## WHAT TO PRODUCE:
Copy the data exactly as it appears, and do not include any pictures.

==== GIVEN RECORDS

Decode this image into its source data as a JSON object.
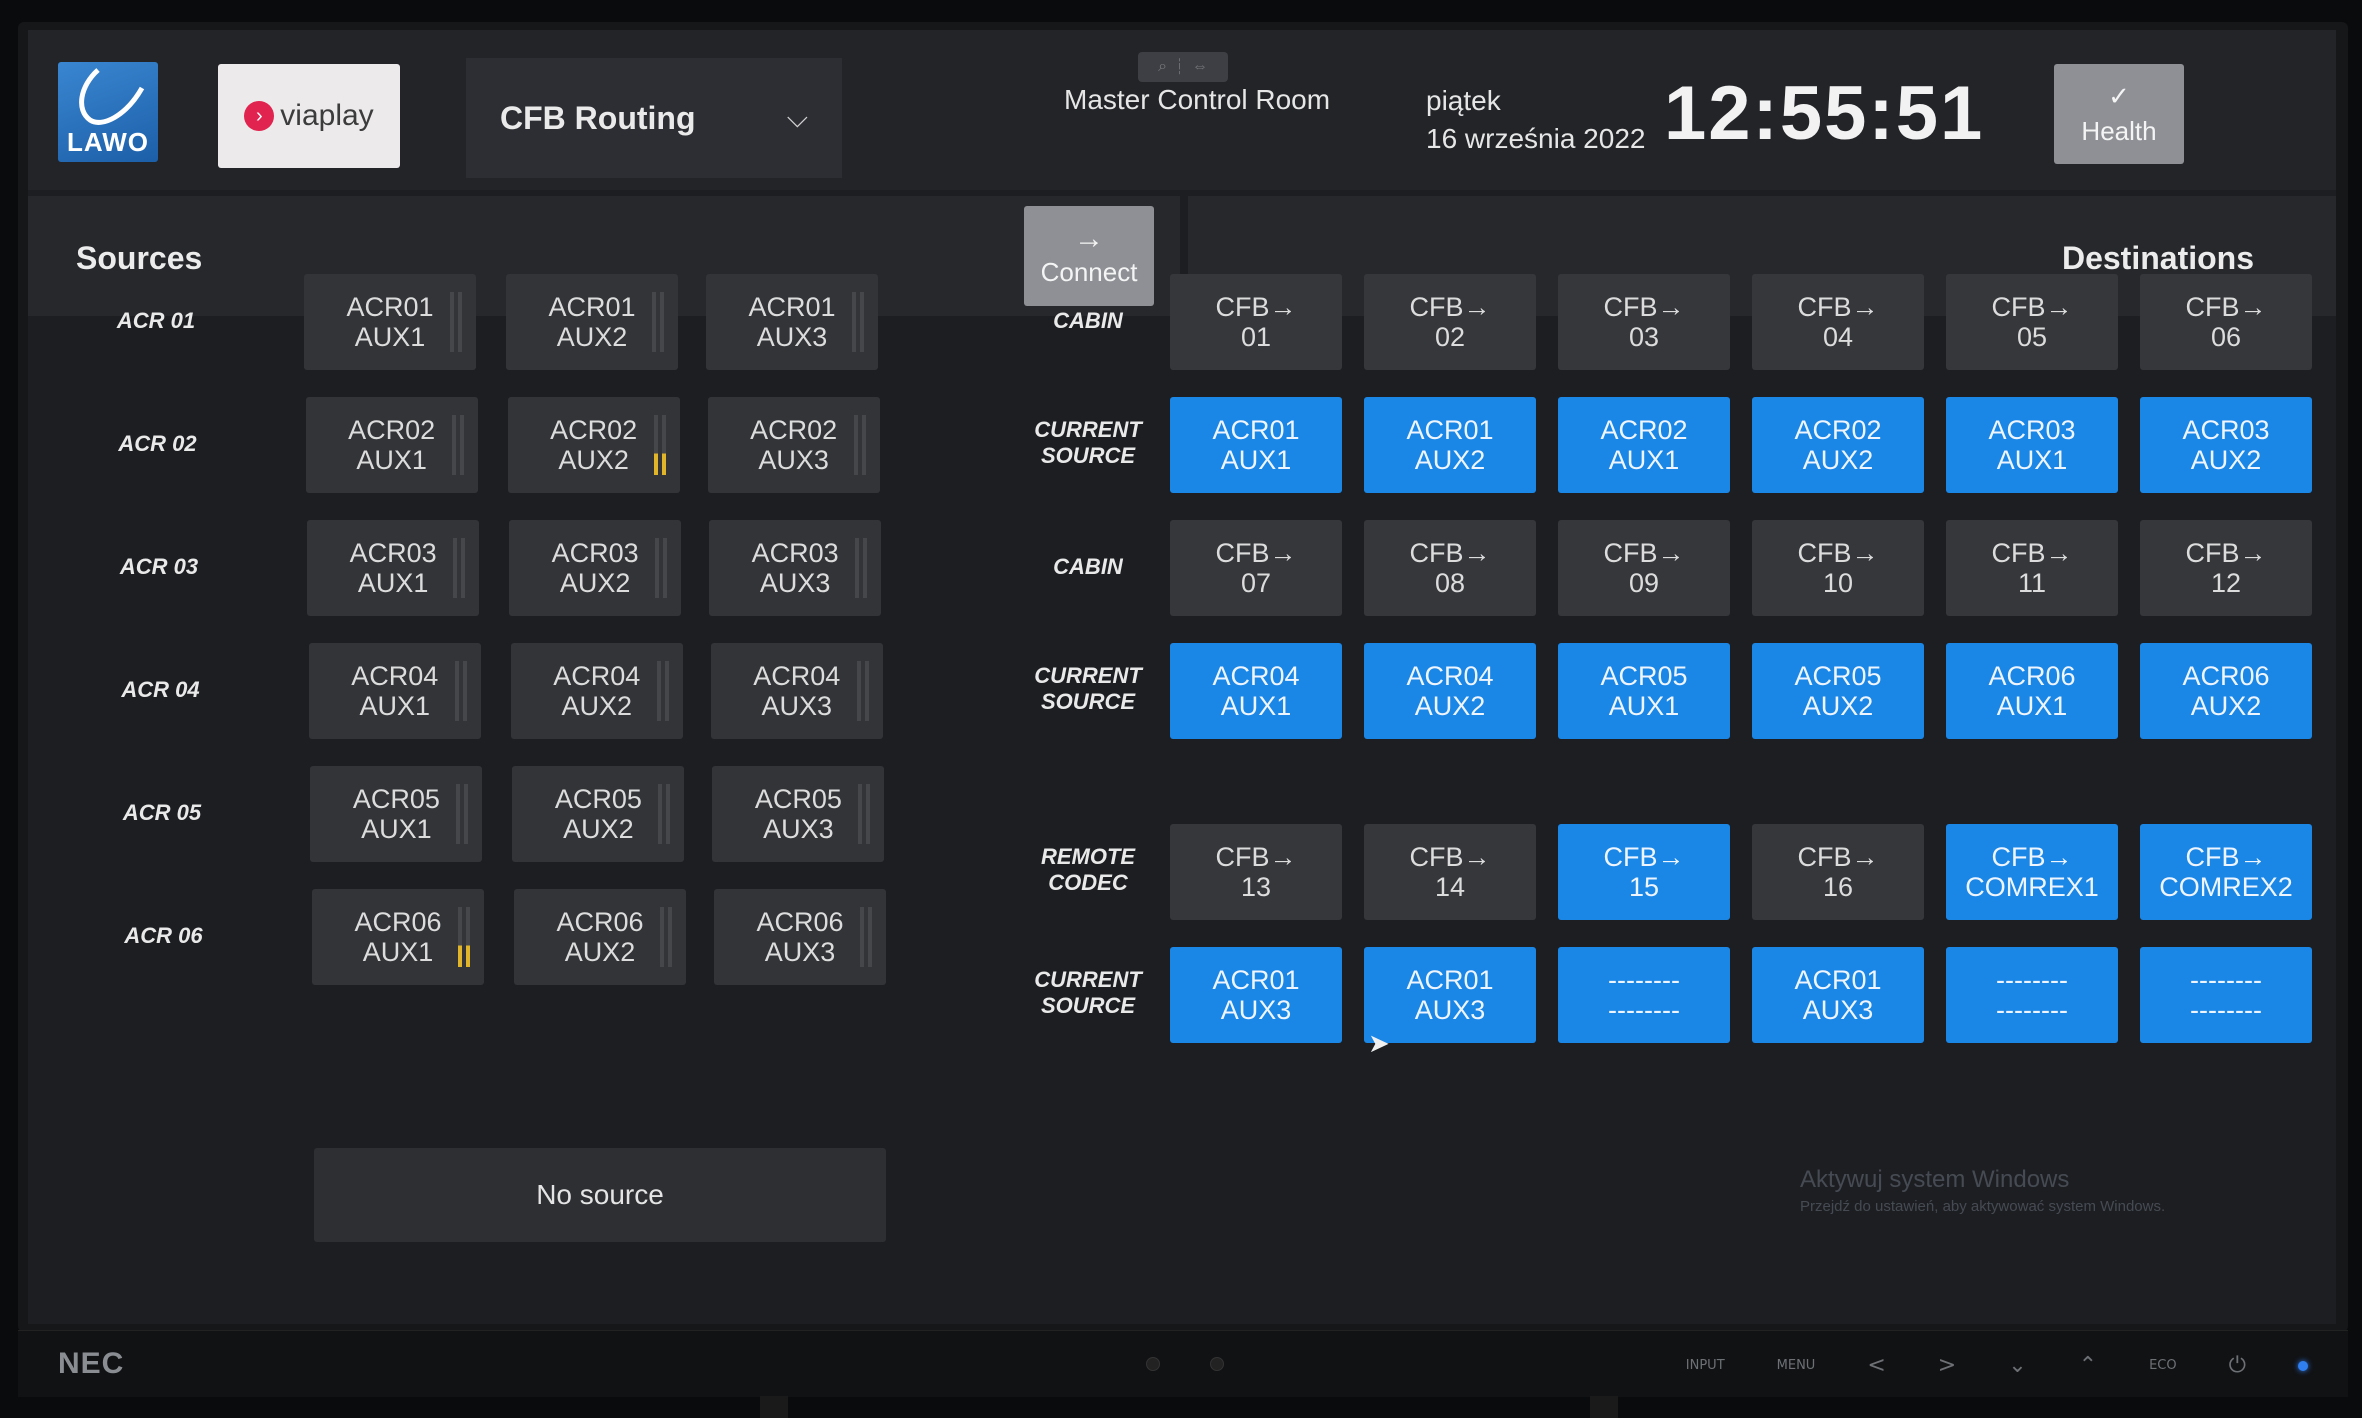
{
  "header": {
    "logo_text": "LAWO",
    "brand": "viaplay",
    "routing_select": "CFB Routing",
    "room": "Master Control Room",
    "day": "piątek",
    "date": "16 września 2022",
    "clock": "12:55:51",
    "health_label": "Health",
    "health_icon": "check-icon"
  },
  "sources": {
    "title": "Sources",
    "rows": [
      {
        "label": "ACR 01",
        "items": [
          [
            "ACR01",
            "AUX1"
          ],
          [
            "ACR01",
            "AUX2"
          ],
          [
            "ACR01",
            "AUX3"
          ]
        ]
      },
      {
        "label": "ACR 02",
        "items": [
          [
            "ACR02",
            "AUX1"
          ],
          [
            "ACR02",
            "AUX2"
          ],
          [
            "ACR02",
            "AUX3"
          ]
        ]
      },
      {
        "label": "ACR 03",
        "items": [
          [
            "ACR03",
            "AUX1"
          ],
          [
            "ACR03",
            "AUX2"
          ],
          [
            "ACR03",
            "AUX3"
          ]
        ]
      },
      {
        "label": "ACR 04",
        "items": [
          [
            "ACR04",
            "AUX1"
          ],
          [
            "ACR04",
            "AUX2"
          ],
          [
            "ACR04",
            "AUX3"
          ]
        ]
      },
      {
        "label": "ACR 05",
        "items": [
          [
            "ACR05",
            "AUX1"
          ],
          [
            "ACR05",
            "AUX2"
          ],
          [
            "ACR05",
            "AUX3"
          ]
        ]
      },
      {
        "label": "ACR 06",
        "items": [
          [
            "ACR06",
            "AUX1"
          ],
          [
            "ACR06",
            "AUX2"
          ],
          [
            "ACR06",
            "AUX3"
          ]
        ]
      }
    ],
    "no_source": "No source"
  },
  "connect": {
    "label": "Connect",
    "icon": "arrow-right-icon"
  },
  "destinations": {
    "title": "Destinations",
    "rows": [
      {
        "label": [
          "CABIN"
        ],
        "kind": "dst",
        "items": [
          [
            "CFB→",
            "01"
          ],
          [
            "CFB→",
            "02"
          ],
          [
            "CFB→",
            "03"
          ],
          [
            "CFB→",
            "04"
          ],
          [
            "CFB→",
            "05"
          ],
          [
            "CFB→",
            "06"
          ]
        ]
      },
      {
        "label": [
          "CURRENT",
          "SOURCE"
        ],
        "kind": "cur",
        "items": [
          [
            "ACR01",
            "AUX1"
          ],
          [
            "ACR01",
            "AUX2"
          ],
          [
            "ACR02",
            "AUX1"
          ],
          [
            "ACR02",
            "AUX2"
          ],
          [
            "ACR03",
            "AUX1"
          ],
          [
            "ACR03",
            "AUX2"
          ]
        ]
      },
      {
        "label": [
          "CABIN"
        ],
        "kind": "dst",
        "items": [
          [
            "CFB→",
            "07"
          ],
          [
            "CFB→",
            "08"
          ],
          [
            "CFB→",
            "09"
          ],
          [
            "CFB→",
            "10"
          ],
          [
            "CFB→",
            "11"
          ],
          [
            "CFB→",
            "12"
          ]
        ]
      },
      {
        "label": [
          "CURRENT",
          "SOURCE"
        ],
        "kind": "cur",
        "items": [
          [
            "ACR04",
            "AUX1"
          ],
          [
            "ACR04",
            "AUX2"
          ],
          [
            "ACR05",
            "AUX1"
          ],
          [
            "ACR05",
            "AUX2"
          ],
          [
            "ACR06",
            "AUX1"
          ],
          [
            "ACR06",
            "AUX2"
          ]
        ]
      },
      {
        "label": [
          "REMOTE",
          "CODEC"
        ],
        "kind": "dst",
        "items": [
          [
            "CFB→",
            "13"
          ],
          [
            "CFB→",
            "14"
          ],
          [
            "CFB→",
            "15"
          ],
          [
            "CFB→",
            "16"
          ],
          [
            "CFB→",
            "COMREX1"
          ],
          [
            "CFB→",
            "COMREX2"
          ]
        ],
        "selected": [
          2,
          4,
          5
        ]
      },
      {
        "label": [
          "CURRENT",
          "SOURCE"
        ],
        "kind": "cur",
        "items": [
          [
            "ACR01",
            "AUX3"
          ],
          [
            "ACR01",
            "AUX3"
          ],
          [
            "--------",
            "--------"
          ],
          [
            "ACR01",
            "AUX3"
          ],
          [
            "--------",
            "--------"
          ],
          [
            "--------",
            "--------"
          ]
        ]
      }
    ]
  },
  "watermark": {
    "title": "Aktywuj system Windows",
    "subtitle": "Przejdź do ustawień, aby aktywować system Windows."
  },
  "monitor": {
    "brand": "NEC",
    "buttons": [
      "INPUT",
      "MENU",
      "<",
      ">",
      "⌄",
      "⌃",
      "ECO",
      "⏻"
    ]
  },
  "colors": {
    "accent_blue": "#1a86e6",
    "meter_yellow": "#e0b52a"
  }
}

========

## RESULT FOR THIS EXERCISE:
Decode this image into its source data as a JSON object.
{
  "header": {
    "logo_text": "LAWO",
    "brand": "viaplay",
    "routing_select": "CFB Routing",
    "room": "Master Control Room",
    "day": "piątek",
    "date": "16 września 2022",
    "clock": "12:55:51",
    "health_label": "Health",
    "health_icon": "check-icon"
  },
  "sources": {
    "title": "Sources",
    "rows": [
      {
        "label": "ACR 01",
        "items": [
          [
            "ACR01",
            "AUX1"
          ],
          [
            "ACR01",
            "AUX2"
          ],
          [
            "ACR01",
            "AUX3"
          ]
        ]
      },
      {
        "label": "ACR 02",
        "items": [
          [
            "ACR02",
            "AUX1"
          ],
          [
            "ACR02",
            "AUX2"
          ],
          [
            "ACR02",
            "AUX3"
          ]
        ]
      },
      {
        "label": "ACR 03",
        "items": [
          [
            "ACR03",
            "AUX1"
          ],
          [
            "ACR03",
            "AUX2"
          ],
          [
            "ACR03",
            "AUX3"
          ]
        ]
      },
      {
        "label": "ACR 04",
        "items": [
          [
            "ACR04",
            "AUX1"
          ],
          [
            "ACR04",
            "AUX2"
          ],
          [
            "ACR04",
            "AUX3"
          ]
        ]
      },
      {
        "label": "ACR 05",
        "items": [
          [
            "ACR05",
            "AUX1"
          ],
          [
            "ACR05",
            "AUX2"
          ],
          [
            "ACR05",
            "AUX3"
          ]
        ]
      },
      {
        "label": "ACR 06",
        "items": [
          [
            "ACR06",
            "AUX1"
          ],
          [
            "ACR06",
            "AUX2"
          ],
          [
            "ACR06",
            "AUX3"
          ]
        ]
      }
    ],
    "no_source": "No source"
  },
  "connect": {
    "label": "Connect",
    "icon": "arrow-right-icon"
  },
  "destinations": {
    "title": "Destinations",
    "rows": [
      {
        "label": [
          "CABIN"
        ],
        "kind": "dst",
        "items": [
          [
            "CFB→",
            "01"
          ],
          [
            "CFB→",
            "02"
          ],
          [
            "CFB→",
            "03"
          ],
          [
            "CFB→",
            "04"
          ],
          [
            "CFB→",
            "05"
          ],
          [
            "CFB→",
            "06"
          ]
        ]
      },
      {
        "label": [
          "CURRENT",
          "SOURCE"
        ],
        "kind": "cur",
        "items": [
          [
            "ACR01",
            "AUX1"
          ],
          [
            "ACR01",
            "AUX2"
          ],
          [
            "ACR02",
            "AUX1"
          ],
          [
            "ACR02",
            "AUX2"
          ],
          [
            "ACR03",
            "AUX1"
          ],
          [
            "ACR03",
            "AUX2"
          ]
        ]
      },
      {
        "label": [
          "CABIN"
        ],
        "kind": "dst",
        "items": [
          [
            "CFB→",
            "07"
          ],
          [
            "CFB→",
            "08"
          ],
          [
            "CFB→",
            "09"
          ],
          [
            "CFB→",
            "10"
          ],
          [
            "CFB→",
            "11"
          ],
          [
            "CFB→",
            "12"
          ]
        ]
      },
      {
        "label": [
          "CURRENT",
          "SOURCE"
        ],
        "kind": "cur",
        "items": [
          [
            "ACR04",
            "AUX1"
          ],
          [
            "ACR04",
            "AUX2"
          ],
          [
            "ACR05",
            "AUX1"
          ],
          [
            "ACR05",
            "AUX2"
          ],
          [
            "ACR06",
            "AUX1"
          ],
          [
            "ACR06",
            "AUX2"
          ]
        ]
      },
      {
        "label": [
          "REMOTE",
          "CODEC"
        ],
        "kind": "dst",
        "items": [
          [
            "CFB→",
            "13"
          ],
          [
            "CFB→",
            "14"
          ],
          [
            "CFB→",
            "15"
          ],
          [
            "CFB→",
            "16"
          ],
          [
            "CFB→",
            "COMREX1"
          ],
          [
            "CFB→",
            "COMREX2"
          ]
        ],
        "selected": [
          2,
          4,
          5
        ]
      },
      {
        "label": [
          "CURRENT",
          "SOURCE"
        ],
        "kind": "cur",
        "items": [
          [
            "ACR01",
            "AUX3"
          ],
          [
            "ACR01",
            "AUX3"
          ],
          [
            "--------",
            "--------"
          ],
          [
            "ACR01",
            "AUX3"
          ],
          [
            "--------",
            "--------"
          ],
          [
            "--------",
            "--------"
          ]
        ]
      }
    ]
  },
  "watermark": {
    "title": "Aktywuj system Windows",
    "subtitle": "Przejdź do ustawień, aby aktywować system Windows."
  },
  "monitor": {
    "brand": "NEC",
    "buttons": [
      "INPUT",
      "MENU",
      "<",
      ">",
      "⌄",
      "⌃",
      "ECO",
      "⏻"
    ]
  },
  "colors": {
    "accent_blue": "#1a86e6",
    "meter_yellow": "#e0b52a"
  }
}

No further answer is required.